▸ EXERCISE PROMPT: Exclude all pictures, then copy each of the records exactly as written.

▸ Extracted records:
------------
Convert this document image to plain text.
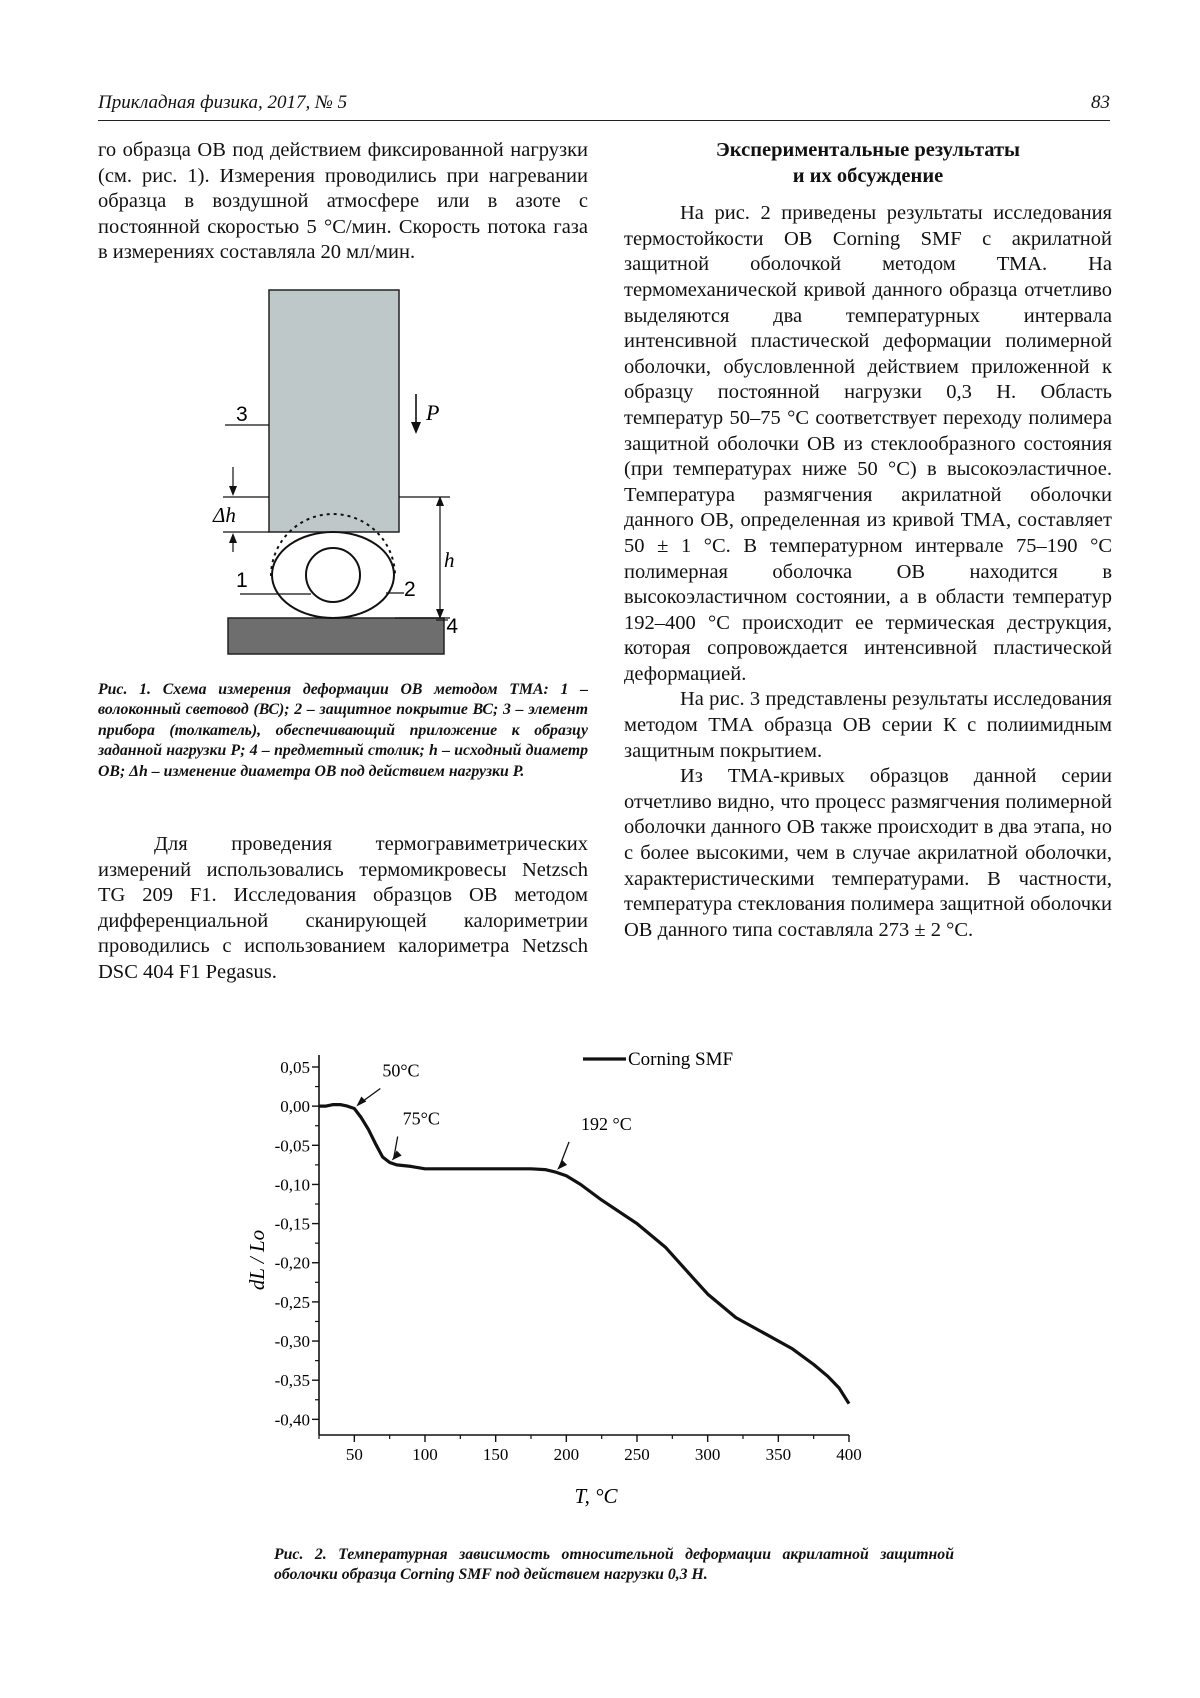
Прикладная физика, 2017, № 5	83

го образца ОВ под действием фиксированной нагрузки (см. рис. 1). Измерения проводились при нагревании образца в воздушной атмосфере или в азоте с постоянной скоростью 5 °С/мин. Скорость потока газа в измерениях составляла 20 мл/мин.

3	P
Δh
h
1	2
4
Рис. 1. Схема измерения деформации ОВ методом ТМА: 1 – волоконный световод (ВС); 2 – защитное покрытие ВС; 3 – элемент прибора (толкатель), обеспечивающий приложение к образцу заданной нагрузки P; 4 – предметный столик; h – исходный диаметр ОВ; Δh – изменение диаметра ОВ под действием нагрузки P.

Для проведения термогравиметрических измерений использовались термомикровесы Netzsch TG 209 F1. Исследования образцов ОВ методом дифференциальной сканирующей калориметрии проводились с использованием калориметра Netzsch DSC 404 F1 Pegasus.

Экспериментальные результаты
и их обсуждение

На рис. 2 приведены результаты исследования термостойкости ОВ Corning SMF с акрилатной защитной оболочкой методом ТМА. На термомеханической кривой данного образца отчетливо выделяются два температурных интервала интенсивной пластической деформации полимерной оболочки, обусловленной действием приложенной к образцу постоянной нагрузки 0,3 Н. Область температур 50–75 °С соответствует переходу полимера защитной оболочки ОВ из стеклообразного состояния (при температурах ниже 50 °С) в высокоэластичное. Температура размягчения акрилатной оболочки данного ОВ, определенная из кривой ТМА, составляет 50 ± 1 °С. В температурном интервале 75–190 °С полимерная оболочка ОВ находится в высокоэластичном состоянии, а в области температур 192–400 °С происходит ее термическая деструкция, которая сопровождается интенсивной пластической деформацией.

На рис. 3 представлены результаты исследования методом ТМА образца ОВ серии К с полиимидным защитным покрытием.

Из ТМА-кривых образцов данной серии отчетливо видно, что процесс размягчения полимерной оболочки данного ОВ также происходит в два этапа, но с более высокими, чем в случае акрилатной оболочки, характеристическими температурами. В частности, температура стеклования полимера защитной оболочки ОВ данного типа составляла 273 ± 2 °С.

0,05
0,00
-0,05
-0,10
-0,15
-0,20
-0,25
-0,30
-0,35
-0,40
50	100	150	200	250	300	350	400
50°C
75°C	192 °C
Corning SMF
T, °C
dL / Lo
Рис. 2. Температурная зависимость относительной деформации акрилатной защитной оболочки образца Corning SMF под действием нагрузки 0,3 Н.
------------
▸ TASK RESULT:
Convert this document image to plain text.
Прикладная физика, 2017, № 5	83

го образца ОВ под действием фиксированной нагрузки (см. рис. 1). Измерения проводились при нагревании образца в воздушной атмосфере или в азоте с постоянной скоростью 5 °С/мин. Скорость потока газа в измерениях составляла 20 мл/мин.

3	P
Δh
h
1	2
4
Рис. 1. Схема измерения деформации ОВ методом ТМА: 1 – волоконный световод (ВС); 2 – защитное покрытие ВС; 3 – элемент прибора (толкатель), обеспечивающий приложение к образцу заданной нагрузки P; 4 – предметный столик; h – исходный диаметр ОВ; Δh – изменение диаметра ОВ под действием нагрузки P.

Для проведения термогравиметрических измерений использовались термомикровесы Netzsch TG 209 F1. Исследования образцов ОВ методом дифференциальной сканирующей калориметрии проводились с использованием калориметра Netzsch DSC 404 F1 Pegasus.

Экспериментальные результаты
и их обсуждение

На рис. 2 приведены результаты исследования термостойкости ОВ Corning SMF с акрилатной защитной оболочкой методом ТМА. На термомеханической кривой данного образца отчетливо выделяются два температурных интервала интенсивной пластической деформации полимерной оболочки, обусловленной действием приложенной к образцу постоянной нагрузки 0,3 Н. Область температур 50–75 °С соответствует переходу полимера защитной оболочки ОВ из стеклообразного состояния (при температурах ниже 50 °С) в высокоэластичное. Температура размягчения акрилатной оболочки данного ОВ, определенная из кривой ТМА, составляет 50 ± 1 °С. В температурном интервале 75–190 °С полимерная оболочка ОВ находится в высокоэластичном состоянии, а в области температур 192–400 °С происходит ее термическая деструкция, которая сопровождается интенсивной пластической деформацией.

На рис. 3 представлены результаты исследования методом ТМА образца ОВ серии К с полиимидным защитным покрытием.

Из ТМА-кривых образцов данной серии отчетливо видно, что процесс размягчения полимерной оболочки данного ОВ также происходит в два этапа, но с более высокими, чем в случае акрилатной оболочки, характеристическими температурами. В частности, температура стеклования полимера защитной оболочки ОВ данного типа составляла 273 ± 2 °С.

0,05
0,00
-0,05
-0,10
-0,15
-0,20
-0,25
-0,30
-0,35
-0,40
50	100	150	200	250	300	350	400
50°C
75°C	192 °C
Corning SMF
T, °C
dL / Lo
Рис. 2. Температурная зависимость относительной деформации акрилатной защитной оболочки образца Corning SMF под действием нагрузки 0,3 Н.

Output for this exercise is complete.